◆ **Set problem**
Transcribe the data in full and exactly, omitting any pictures.

◆ **Records shown**

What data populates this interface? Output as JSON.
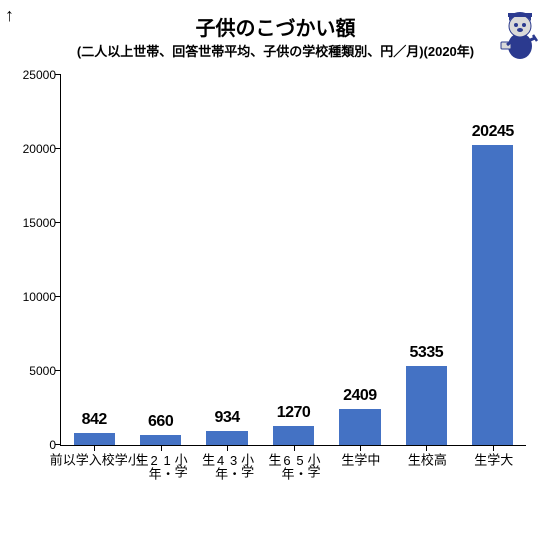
{
  "chart": {
    "type": "bar",
    "title": "子供のこづかい額",
    "subtitle": "(二人以上世帯、回答世帯平均、子供の学校種類別、円／月)(2020年)",
    "title_fontsize": 20,
    "subtitle_fontsize": 13,
    "categories": [
      "小学校入学以前",
      "小学1・2年生",
      "小学3・4年生",
      "小学5・6年生",
      "中学生",
      "高校生",
      "大学生"
    ],
    "values": [
      842,
      660,
      934,
      1270,
      2409,
      5335,
      20245
    ],
    "bar_color": "#4472c4",
    "value_label_fontsize": 16,
    "axis_label_fontsize": 13,
    "tick_fontsize": 12,
    "ylim": [
      0,
      25000
    ],
    "ytick_step": 5000,
    "bar_width": 0.62,
    "background_color": "#ffffff",
    "text_color": "#000000",
    "decorations": {
      "arrow": "↑",
      "mascot": true
    }
  }
}
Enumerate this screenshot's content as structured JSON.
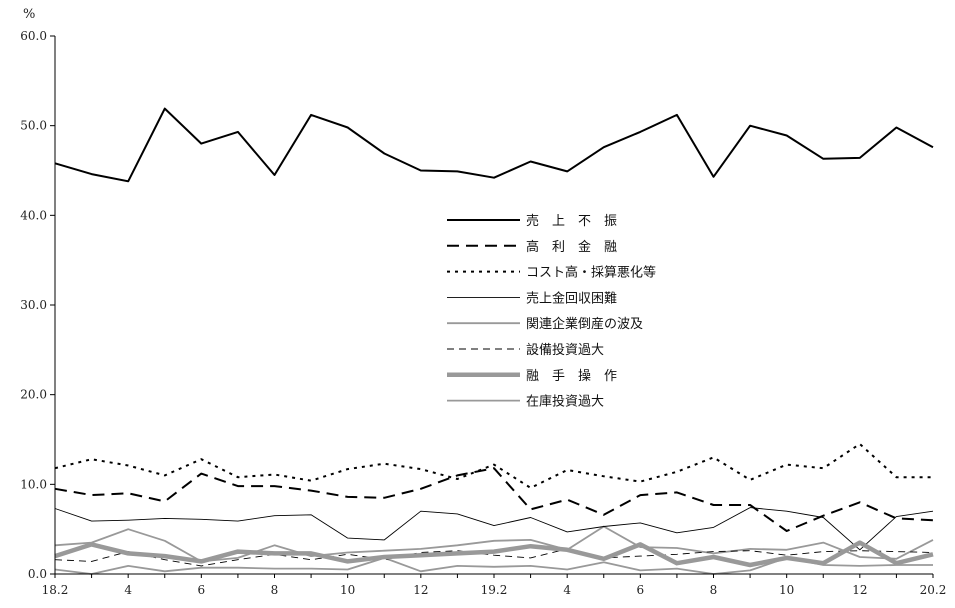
{
  "chart_data": {
    "type": "line",
    "y_unit": "%",
    "ylim": [
      0,
      60
    ],
    "yticks": [
      "0.0",
      "10.0",
      "20.0",
      "30.0",
      "40.0",
      "50.0",
      "60.0"
    ],
    "xtick_labels": [
      "18.2",
      "4",
      "6",
      "8",
      "10",
      "12",
      "19.2",
      "4",
      "6",
      "8",
      "10",
      "12",
      "20.2"
    ],
    "x": [
      "18.2",
      "18.3",
      "18.4",
      "18.5",
      "18.6",
      "18.7",
      "18.8",
      "18.9",
      "18.10",
      "18.11",
      "18.12",
      "19.1",
      "19.2",
      "19.3",
      "19.4",
      "19.5",
      "19.6",
      "19.7",
      "19.8",
      "19.9",
      "19.10",
      "19.11",
      "19.12",
      "20.1",
      "20.2"
    ],
    "grid": false,
    "legend_position": "center",
    "series": [
      {
        "name": "売　上　不　振",
        "color": "#000000",
        "width": 2,
        "dash": "",
        "values": [
          45.8,
          44.6,
          43.8,
          51.9,
          48.0,
          49.3,
          44.5,
          51.2,
          49.8,
          46.9,
          45.0,
          44.9,
          44.2,
          46.0,
          44.9,
          47.6,
          49.3,
          51.2,
          44.3,
          50.0,
          48.9,
          46.3,
          46.4,
          49.8,
          47.6
        ]
      },
      {
        "name": "高　利　金　融",
        "color": "#000000",
        "width": 2,
        "dash": "12,7",
        "values": [
          9.5,
          8.8,
          9.0,
          8.1,
          11.2,
          9.8,
          9.8,
          9.3,
          8.6,
          8.5,
          9.5,
          11.0,
          11.8,
          7.2,
          8.3,
          6.6,
          8.8,
          9.1,
          7.7,
          7.7,
          4.8,
          6.5,
          8.0,
          6.2,
          6.0
        ]
      },
      {
        "name": "コスト高・採算悪化等",
        "color": "#000000",
        "width": 2,
        "dash": "3,5",
        "values": [
          11.8,
          12.8,
          12.1,
          11.0,
          12.8,
          10.8,
          11.1,
          10.4,
          11.7,
          12.3,
          11.7,
          10.6,
          12.2,
          9.6,
          11.6,
          10.9,
          10.3,
          11.4,
          13.0,
          10.5,
          12.2,
          11.8,
          14.5,
          10.8,
          10.8
        ]
      },
      {
        "name": "売上金回収困難",
        "color": "#000000",
        "width": 0.9,
        "dash": "",
        "values": [
          7.3,
          5.9,
          6.0,
          6.2,
          6.1,
          5.9,
          6.5,
          6.6,
          4.0,
          3.8,
          7.0,
          6.7,
          5.4,
          6.3,
          4.7,
          5.3,
          5.7,
          4.6,
          5.2,
          7.4,
          7.0,
          6.3,
          2.7,
          6.4,
          7.0
        ]
      },
      {
        "name": "関連企業倒産の波及",
        "color": "#999999",
        "width": 1.8,
        "dash": "",
        "values": [
          3.2,
          3.5,
          5.0,
          3.7,
          1.4,
          1.8,
          3.2,
          2.0,
          2.4,
          2.6,
          2.8,
          3.2,
          3.7,
          3.8,
          2.7,
          5.3,
          3.0,
          2.9,
          2.3,
          2.8,
          2.7,
          3.5,
          1.9,
          1.7,
          3.8
        ]
      },
      {
        "name": "設備投資過大",
        "color": "#000000",
        "width": 0.9,
        "dash": "7,5",
        "values": [
          1.6,
          1.4,
          2.5,
          1.6,
          0.9,
          1.6,
          2.2,
          1.6,
          2.2,
          1.6,
          2.4,
          2.6,
          2.1,
          1.8,
          2.8,
          1.8,
          2.0,
          2.2,
          2.5,
          2.6,
          2.1,
          2.5,
          2.6,
          2.5,
          2.4
        ]
      },
      {
        "name": "融　手　操　作",
        "color": "#999999",
        "width": 4.5,
        "dash": "",
        "values": [
          2.0,
          3.3,
          2.3,
          2.0,
          1.4,
          2.5,
          2.3,
          2.3,
          1.4,
          1.9,
          2.1,
          2.3,
          2.5,
          3.1,
          2.7,
          1.7,
          3.3,
          1.2,
          1.9,
          1.0,
          1.8,
          1.2,
          3.5,
          1.2,
          2.2
        ]
      },
      {
        "name": "在庫投資過大",
        "color": "#999999",
        "width": 1.8,
        "dash": "",
        "values": [
          0.5,
          0.0,
          0.9,
          0.3,
          0.7,
          0.7,
          0.6,
          0.6,
          0.5,
          1.8,
          0.3,
          0.9,
          0.8,
          0.9,
          0.5,
          1.3,
          0.4,
          0.6,
          0.0,
          0.4,
          1.8,
          1.0,
          0.9,
          1.0,
          1.0
        ]
      }
    ]
  }
}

◆ **Task answer**
What data populates this interface? Output as JSON.
{
  "chart": {
    "type": "bar",
    "title": "子供のこづかい額",
    "subtitle": "(二人以上世帯、回答世帯平均、子供の学校種類別、円／月)(2020年)",
    "title_fontsize": 20,
    "subtitle_fontsize": 13,
    "categories": [
      "小学校入学以前",
      "小学1・2年生",
      "小学3・4年生",
      "小学5・6年生",
      "中学生",
      "高校生",
      "大学生"
    ],
    "values": [
      842,
      660,
      934,
      1270,
      2409,
      5335,
      20245
    ],
    "bar_color": "#4472c4",
    "value_label_fontsize": 16,
    "axis_label_fontsize": 13,
    "tick_fontsize": 12,
    "ylim": [
      0,
      25000
    ],
    "ytick_step": 5000,
    "bar_width": 0.62,
    "background_color": "#ffffff",
    "text_color": "#000000",
    "decorations": {
      "arrow": "↑",
      "mascot": true
    }
  }
}
Enumerate this screenshot's content as structured JSON.
{
  "chart_data": {
    "type": "line",
    "y_unit": "%",
    "ylim": [
      0,
      60
    ],
    "yticks": [
      "0.0",
      "10.0",
      "20.0",
      "30.0",
      "40.0",
      "50.0",
      "60.0"
    ],
    "xtick_labels": [
      "18.2",
      "4",
      "6",
      "8",
      "10",
      "12",
      "19.2",
      "4",
      "6",
      "8",
      "10",
      "12",
      "20.2"
    ],
    "x": [
      "18.2",
      "18.3",
      "18.4",
      "18.5",
      "18.6",
      "18.7",
      "18.8",
      "18.9",
      "18.10",
      "18.11",
      "18.12",
      "19.1",
      "19.2",
      "19.3",
      "19.4",
      "19.5",
      "19.6",
      "19.7",
      "19.8",
      "19.9",
      "19.10",
      "19.11",
      "19.12",
      "20.1",
      "20.2"
    ],
    "grid": false,
    "legend_position": "center",
    "series": [
      {
        "name": "売　上　不　振",
        "color": "#000000",
        "width": 2,
        "dash": "",
        "values": [
          45.8,
          44.6,
          43.8,
          51.9,
          48.0,
          49.3,
          44.5,
          51.2,
          49.8,
          46.9,
          45.0,
          44.9,
          44.2,
          46.0,
          44.9,
          47.6,
          49.3,
          51.2,
          44.3,
          50.0,
          48.9,
          46.3,
          46.4,
          49.8,
          47.6
        ]
      },
      {
        "name": "高　利　金　融",
        "color": "#000000",
        "width": 2,
        "dash": "12,7",
        "values": [
          9.5,
          8.8,
          9.0,
          8.1,
          11.2,
          9.8,
          9.8,
          9.3,
          8.6,
          8.5,
          9.5,
          11.0,
          11.8,
          7.2,
          8.3,
          6.6,
          8.8,
          9.1,
          7.7,
          7.7,
          4.8,
          6.5,
          8.0,
          6.2,
          6.0
        ]
      },
      {
        "name": "コスト高・採算悪化等",
        "color": "#000000",
        "width": 2,
        "dash": "3,5",
        "values": [
          11.8,
          12.8,
          12.1,
          11.0,
          12.8,
          10.8,
          11.1,
          10.4,
          11.7,
          12.3,
          11.7,
          10.6,
          12.2,
          9.6,
          11.6,
          10.9,
          10.3,
          11.4,
          13.0,
          10.5,
          12.2,
          11.8,
          14.5,
          10.8,
          10.8
        ]
      },
      {
        "name": "売上金回収困難",
        "color": "#000000",
        "width": 0.9,
        "dash": "",
        "values": [
          7.3,
          5.9,
          6.0,
          6.2,
          6.1,
          5.9,
          6.5,
          6.6,
          4.0,
          3.8,
          7.0,
          6.7,
          5.4,
          6.3,
          4.7,
          5.3,
          5.7,
          4.6,
          5.2,
          7.4,
          7.0,
          6.3,
          2.7,
          6.4,
          7.0
        ]
      },
      {
        "name": "関連企業倒産の波及",
        "color": "#999999",
        "width": 1.8,
        "dash": "",
        "values": [
          3.2,
          3.5,
          5.0,
          3.7,
          1.4,
          1.8,
          3.2,
          2.0,
          2.4,
          2.6,
          2.8,
          3.2,
          3.7,
          3.8,
          2.7,
          5.3,
          3.0,
          2.9,
          2.3,
          2.8,
          2.7,
          3.5,
          1.9,
          1.7,
          3.8
        ]
      },
      {
        "name": "設備投資過大",
        "color": "#000000",
        "width": 0.9,
        "dash": "7,5",
        "values": [
          1.6,
          1.4,
          2.5,
          1.6,
          0.9,
          1.6,
          2.2,
          1.6,
          2.2,
          1.6,
          2.4,
          2.6,
          2.1,
          1.8,
          2.8,
          1.8,
          2.0,
          2.2,
          2.5,
          2.6,
          2.1,
          2.5,
          2.6,
          2.5,
          2.4
        ]
      },
      {
        "name": "融　手　操　作",
        "color": "#999999",
        "width": 4.5,
        "dash": "",
        "values": [
          2.0,
          3.3,
          2.3,
          2.0,
          1.4,
          2.5,
          2.3,
          2.3,
          1.4,
          1.9,
          2.1,
          2.3,
          2.5,
          3.1,
          2.7,
          1.7,
          3.3,
          1.2,
          1.9,
          1.0,
          1.8,
          1.2,
          3.5,
          1.2,
          2.2
        ]
      },
      {
        "name": "在庫投資過大",
        "color": "#999999",
        "width": 1.8,
        "dash": "",
        "values": [
          0.5,
          0.0,
          0.9,
          0.3,
          0.7,
          0.7,
          0.6,
          0.6,
          0.5,
          1.8,
          0.3,
          0.9,
          0.8,
          0.9,
          0.5,
          1.3,
          0.4,
          0.6,
          0.0,
          0.4,
          1.8,
          1.0,
          0.9,
          1.0,
          1.0
        ]
      }
    ]
  }
}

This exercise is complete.